Provided records:
Begin

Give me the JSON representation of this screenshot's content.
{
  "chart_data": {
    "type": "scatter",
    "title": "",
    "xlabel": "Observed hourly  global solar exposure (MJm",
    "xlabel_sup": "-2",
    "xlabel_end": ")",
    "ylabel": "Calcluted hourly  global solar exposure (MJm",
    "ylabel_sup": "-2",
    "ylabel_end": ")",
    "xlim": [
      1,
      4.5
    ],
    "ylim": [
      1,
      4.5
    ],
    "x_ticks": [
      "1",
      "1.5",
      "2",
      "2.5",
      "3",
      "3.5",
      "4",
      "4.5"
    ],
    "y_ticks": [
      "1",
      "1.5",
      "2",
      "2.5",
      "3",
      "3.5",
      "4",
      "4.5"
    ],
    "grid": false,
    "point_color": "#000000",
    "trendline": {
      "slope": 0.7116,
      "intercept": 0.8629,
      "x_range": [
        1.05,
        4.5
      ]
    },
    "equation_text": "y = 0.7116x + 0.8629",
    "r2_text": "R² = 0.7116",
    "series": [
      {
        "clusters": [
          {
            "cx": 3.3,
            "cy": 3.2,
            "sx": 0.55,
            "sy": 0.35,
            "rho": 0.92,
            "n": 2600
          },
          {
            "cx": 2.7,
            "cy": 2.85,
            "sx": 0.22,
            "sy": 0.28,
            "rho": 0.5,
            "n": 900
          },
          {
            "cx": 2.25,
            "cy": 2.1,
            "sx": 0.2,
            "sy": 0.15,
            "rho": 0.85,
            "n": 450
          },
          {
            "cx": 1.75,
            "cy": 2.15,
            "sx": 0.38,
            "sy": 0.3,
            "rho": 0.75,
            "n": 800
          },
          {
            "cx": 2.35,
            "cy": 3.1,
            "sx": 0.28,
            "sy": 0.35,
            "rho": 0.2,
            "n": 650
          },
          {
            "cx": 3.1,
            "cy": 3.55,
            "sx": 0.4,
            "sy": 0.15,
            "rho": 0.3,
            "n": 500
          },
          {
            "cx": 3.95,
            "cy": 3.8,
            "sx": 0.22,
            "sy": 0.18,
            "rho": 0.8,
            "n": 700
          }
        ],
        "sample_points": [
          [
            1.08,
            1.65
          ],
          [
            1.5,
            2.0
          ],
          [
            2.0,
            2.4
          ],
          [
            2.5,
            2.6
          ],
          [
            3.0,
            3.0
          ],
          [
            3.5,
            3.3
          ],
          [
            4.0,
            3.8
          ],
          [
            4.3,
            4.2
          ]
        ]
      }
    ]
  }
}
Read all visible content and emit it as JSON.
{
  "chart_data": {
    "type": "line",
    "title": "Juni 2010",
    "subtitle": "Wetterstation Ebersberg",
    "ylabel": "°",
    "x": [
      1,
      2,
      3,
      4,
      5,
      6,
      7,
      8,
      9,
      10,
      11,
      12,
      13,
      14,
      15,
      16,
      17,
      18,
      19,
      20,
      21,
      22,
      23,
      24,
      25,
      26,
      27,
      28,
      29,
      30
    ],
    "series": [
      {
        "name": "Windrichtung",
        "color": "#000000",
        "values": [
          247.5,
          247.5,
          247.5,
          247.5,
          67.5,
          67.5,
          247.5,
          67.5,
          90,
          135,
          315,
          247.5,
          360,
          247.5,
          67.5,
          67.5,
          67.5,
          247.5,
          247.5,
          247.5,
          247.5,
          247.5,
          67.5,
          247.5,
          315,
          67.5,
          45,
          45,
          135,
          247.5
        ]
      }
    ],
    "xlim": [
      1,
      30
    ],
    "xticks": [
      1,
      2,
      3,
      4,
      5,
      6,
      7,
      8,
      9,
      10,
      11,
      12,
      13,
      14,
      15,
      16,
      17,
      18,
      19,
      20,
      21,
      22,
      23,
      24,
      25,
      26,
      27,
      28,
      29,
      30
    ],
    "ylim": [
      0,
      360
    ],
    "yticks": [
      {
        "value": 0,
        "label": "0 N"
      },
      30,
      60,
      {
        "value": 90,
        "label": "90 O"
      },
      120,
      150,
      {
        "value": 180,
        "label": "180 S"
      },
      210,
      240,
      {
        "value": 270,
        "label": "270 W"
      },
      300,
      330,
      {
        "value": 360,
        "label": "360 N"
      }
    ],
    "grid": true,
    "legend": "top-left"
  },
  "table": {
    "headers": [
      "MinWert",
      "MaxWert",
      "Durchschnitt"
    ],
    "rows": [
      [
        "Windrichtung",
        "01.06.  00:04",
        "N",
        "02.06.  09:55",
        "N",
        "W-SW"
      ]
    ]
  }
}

End

Work to do: Above are some records; repeat all of them exactly.

Response to this exercise:
Give me the JSON representation of this screenshot's content.
{
  "chart_data": {
    "type": "scatter",
    "title": "",
    "xlabel": "Observed hourly  global solar exposure (MJm",
    "xlabel_sup": "-2",
    "xlabel_end": ")",
    "ylabel": "Calcluted hourly  global solar exposure (MJm",
    "ylabel_sup": "-2",
    "ylabel_end": ")",
    "xlim": [
      1,
      4.5
    ],
    "ylim": [
      1,
      4.5
    ],
    "x_ticks": [
      "1",
      "1.5",
      "2",
      "2.5",
      "3",
      "3.5",
      "4",
      "4.5"
    ],
    "y_ticks": [
      "1",
      "1.5",
      "2",
      "2.5",
      "3",
      "3.5",
      "4",
      "4.5"
    ],
    "grid": false,
    "point_color": "#000000",
    "trendline": {
      "slope": 0.7116,
      "intercept": 0.8629,
      "x_range": [
        1.05,
        4.5
      ]
    },
    "equation_text": "y = 0.7116x + 0.8629",
    "r2_text": "R² = 0.7116",
    "series": [
      {
        "clusters": [
          {
            "cx": 3.3,
            "cy": 3.2,
            "sx": 0.55,
            "sy": 0.35,
            "rho": 0.92,
            "n": 2600
          },
          {
            "cx": 2.7,
            "cy": 2.85,
            "sx": 0.22,
            "sy": 0.28,
            "rho": 0.5,
            "n": 900
          },
          {
            "cx": 2.25,
            "cy": 2.1,
            "sx": 0.2,
            "sy": 0.15,
            "rho": 0.85,
            "n": 450
          },
          {
            "cx": 1.75,
            "cy": 2.15,
            "sx": 0.38,
            "sy": 0.3,
            "rho": 0.75,
            "n": 800
          },
          {
            "cx": 2.35,
            "cy": 3.1,
            "sx": 0.28,
            "sy": 0.35,
            "rho": 0.2,
            "n": 650
          },
          {
            "cx": 3.1,
            "cy": 3.55,
            "sx": 0.4,
            "sy": 0.15,
            "rho": 0.3,
            "n": 500
          },
          {
            "cx": 3.95,
            "cy": 3.8,
            "sx": 0.22,
            "sy": 0.18,
            "rho": 0.8,
            "n": 700
          }
        ],
        "sample_points": [
          [
            1.08,
            1.65
          ],
          [
            1.5,
            2.0
          ],
          [
            2.0,
            2.4
          ],
          [
            2.5,
            2.6
          ],
          [
            3.0,
            3.0
          ],
          [
            3.5,
            3.3
          ],
          [
            4.0,
            3.8
          ],
          [
            4.3,
            4.2
          ]
        ]
      }
    ]
  }
}
Read all visible content and emit it as JSON.
{
  "chart_data": {
    "type": "line",
    "title": "Juni 2010",
    "subtitle": "Wetterstation Ebersberg",
    "ylabel": "°",
    "x": [
      1,
      2,
      3,
      4,
      5,
      6,
      7,
      8,
      9,
      10,
      11,
      12,
      13,
      14,
      15,
      16,
      17,
      18,
      19,
      20,
      21,
      22,
      23,
      24,
      25,
      26,
      27,
      28,
      29,
      30
    ],
    "series": [
      {
        "name": "Windrichtung",
        "color": "#000000",
        "values": [
          247.5,
          247.5,
          247.5,
          247.5,
          67.5,
          67.5,
          247.5,
          67.5,
          90,
          135,
          315,
          247.5,
          360,
          247.5,
          67.5,
          67.5,
          67.5,
          247.5,
          247.5,
          247.5,
          247.5,
          247.5,
          67.5,
          247.5,
          315,
          67.5,
          45,
          45,
          135,
          247.5
        ]
      }
    ],
    "xlim": [
      1,
      30
    ],
    "xticks": [
      1,
      2,
      3,
      4,
      5,
      6,
      7,
      8,
      9,
      10,
      11,
      12,
      13,
      14,
      15,
      16,
      17,
      18,
      19,
      20,
      21,
      22,
      23,
      24,
      25,
      26,
      27,
      28,
      29,
      30
    ],
    "ylim": [
      0,
      360
    ],
    "yticks": [
      {
        "value": 0,
        "label": "0 N"
      },
      30,
      60,
      {
        "value": 90,
        "label": "90 O"
      },
      120,
      150,
      {
        "value": 180,
        "label": "180 S"
      },
      210,
      240,
      {
        "value": 270,
        "label": "270 W"
      },
      300,
      330,
      {
        "value": 360,
        "label": "360 N"
      }
    ],
    "grid": true,
    "legend": "top-left"
  },
  "table": {
    "headers": [
      "MinWert",
      "MaxWert",
      "Durchschnitt"
    ],
    "rows": [
      [
        "Windrichtung",
        "01.06.  00:04",
        "N",
        "02.06.  09:55",
        "N",
        "W-SW"
      ]
    ]
  }
}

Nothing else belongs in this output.